Entries supplied ->
- - - - -

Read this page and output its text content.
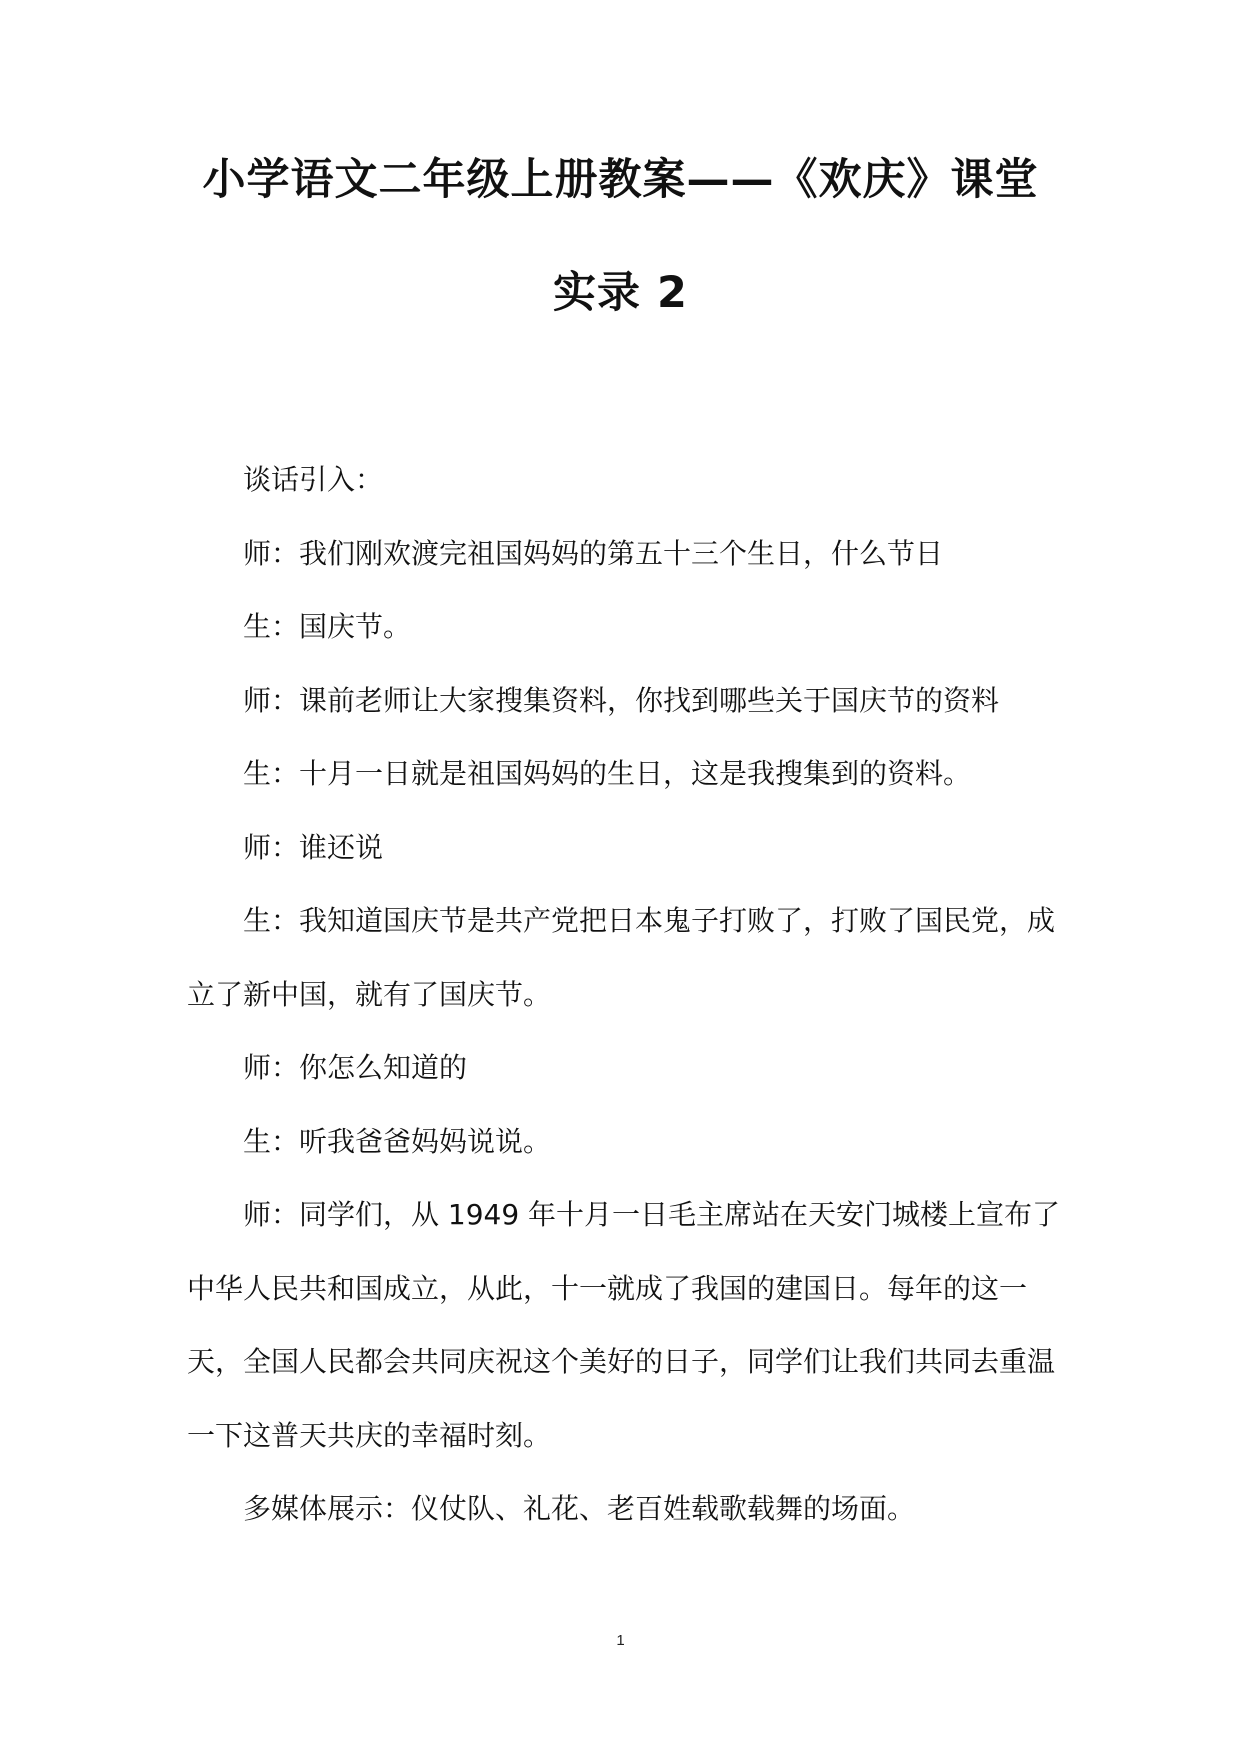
小学语文二年级上册教案——《欢庆》课堂
实录 2

谈话引入：

师：我们刚欢渡完祖国妈妈的第五十三个生日，什么节日

生：国庆节。

师：课前老师让大家搜集资料，你找到哪些关于国庆节的资料

生：十月一日就是祖国妈妈的生日，这是我搜集到的资料。

师：谁还说

生：我知道国庆节是共产党把日本鬼子打败了，打败了国民党，成立了新中国，就有了国庆节。

师：你怎么知道的

生：听我爸爸妈妈说说。

师：同学们，从 1949 年十月一日毛主席站在天安门城楼上宣布了中华人民共和国成立，从此，十一就成了我国的建国日。每年的这一天，全国人民都会共同庆祝这个美好的日子，同学们让我们共同去重温一下这普天共庆的幸福时刻。

多媒体展示：仪仗队、礼花、老百姓载歌载舞的场面。

1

- - - - -

Given instruction -> Give an exact reproduction of every line, leaving out any picture.

Final answer ->
Read this page and output its text content.
小学语文二年级上册教案——《欢庆》课堂
实录 2

谈话引入：

师：我们刚欢渡完祖国妈妈的第五十三个生日，什么节日

生：国庆节。

师：课前老师让大家搜集资料，你找到哪些关于国庆节的资料

生：十月一日就是祖国妈妈的生日，这是我搜集到的资料。

师：谁还说

生：我知道国庆节是共产党把日本鬼子打败了，打败了国民党，成立了新中国，就有了国庆节。

师：你怎么知道的

生：听我爸爸妈妈说说。

师：同学们，从 1949 年十月一日毛主席站在天安门城楼上宣布了中华人民共和国成立，从此，十一就成了我国的建国日。每年的这一天，全国人民都会共同庆祝这个美好的日子，同学们让我们共同去重温一下这普天共庆的幸福时刻。

多媒体展示：仪仗队、礼花、老百姓载歌载舞的场面。

1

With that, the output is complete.